** BEGIN **
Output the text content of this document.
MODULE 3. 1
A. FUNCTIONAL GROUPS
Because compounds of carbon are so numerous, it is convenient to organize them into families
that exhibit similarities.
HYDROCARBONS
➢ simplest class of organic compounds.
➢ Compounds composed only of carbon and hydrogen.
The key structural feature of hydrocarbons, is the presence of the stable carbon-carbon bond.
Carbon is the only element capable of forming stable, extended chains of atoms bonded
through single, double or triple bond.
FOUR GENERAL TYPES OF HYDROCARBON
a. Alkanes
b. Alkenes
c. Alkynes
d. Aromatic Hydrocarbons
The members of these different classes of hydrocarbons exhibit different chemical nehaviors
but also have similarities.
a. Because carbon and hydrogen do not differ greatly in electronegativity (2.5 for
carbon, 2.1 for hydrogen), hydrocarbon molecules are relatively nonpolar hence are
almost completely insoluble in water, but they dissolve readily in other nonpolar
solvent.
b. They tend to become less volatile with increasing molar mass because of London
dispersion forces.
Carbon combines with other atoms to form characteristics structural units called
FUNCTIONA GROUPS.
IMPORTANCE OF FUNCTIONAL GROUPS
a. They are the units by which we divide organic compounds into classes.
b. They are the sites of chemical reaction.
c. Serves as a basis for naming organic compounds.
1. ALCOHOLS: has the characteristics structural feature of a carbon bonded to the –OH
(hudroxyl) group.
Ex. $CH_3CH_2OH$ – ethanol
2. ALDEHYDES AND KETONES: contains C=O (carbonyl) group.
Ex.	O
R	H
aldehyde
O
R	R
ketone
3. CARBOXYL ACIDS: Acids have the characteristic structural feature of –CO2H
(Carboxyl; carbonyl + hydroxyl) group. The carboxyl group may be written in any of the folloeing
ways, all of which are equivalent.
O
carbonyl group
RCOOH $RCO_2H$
** END **
**WHAT YOU SHOULD DO**
Transcribe every line of the data, exactly as it stands.

**OUTPUT OF THE EXERCISE**
Output the text content of this document.
MODULE 3. 1
A. FUNCTIONAL GROUPS
Because compounds of carbon are so numerous, it is convenient to organize them into families
that exhibit similarities.
HYDROCARBONS
➢ simplest class of organic compounds.
➢ Compounds composed only of carbon and hydrogen.
The key structural feature of hydrocarbons, is the presence of the stable carbon-carbon bond.
Carbon is the only element capable of forming stable, extended chains of atoms bonded
through single, double or triple bond.
FOUR GENERAL TYPES OF HYDROCARBON
a. Alkanes
b. Alkenes
c. Alkynes
d. Aromatic Hydrocarbons
The members of these different classes of hydrocarbons exhibit different chemical nehaviors
but also have similarities.
a. Because carbon and hydrogen do not differ greatly in electronegativity (2.5 for
carbon, 2.1 for hydrogen), hydrocarbon molecules are relatively nonpolar hence are
almost completely insoluble in water, but they dissolve readily in other nonpolar
solvent.
b. They tend to become less volatile with increasing molar mass because of London
dispersion forces.
Carbon combines with other atoms to form characteristics structural units called
FUNCTIONA GROUPS.
IMPORTANCE OF FUNCTIONAL GROUPS
a. They are the units by which we divide organic compounds into classes.
b. They are the sites of chemical reaction.
c. Serves as a basis for naming organic compounds.
1. ALCOHOLS: has the characteristics structural feature of a carbon bonded to the –OH
(hudroxyl) group.
Ex. $CH_3CH_2OH$ – ethanol
2. ALDEHYDES AND KETONES: contains C=O (carbonyl) group.
Ex.	O
R	H
aldehyde
O
R	R
ketone
3. CARBOXYL ACIDS: Acids have the characteristic structural feature of –CO2H
(Carboxyl; carbonyl + hydroxyl) group. The carboxyl group may be written in any of the folloeing
ways, all of which are equivalent.
O
carbonyl group
RCOOH $RCO_2H$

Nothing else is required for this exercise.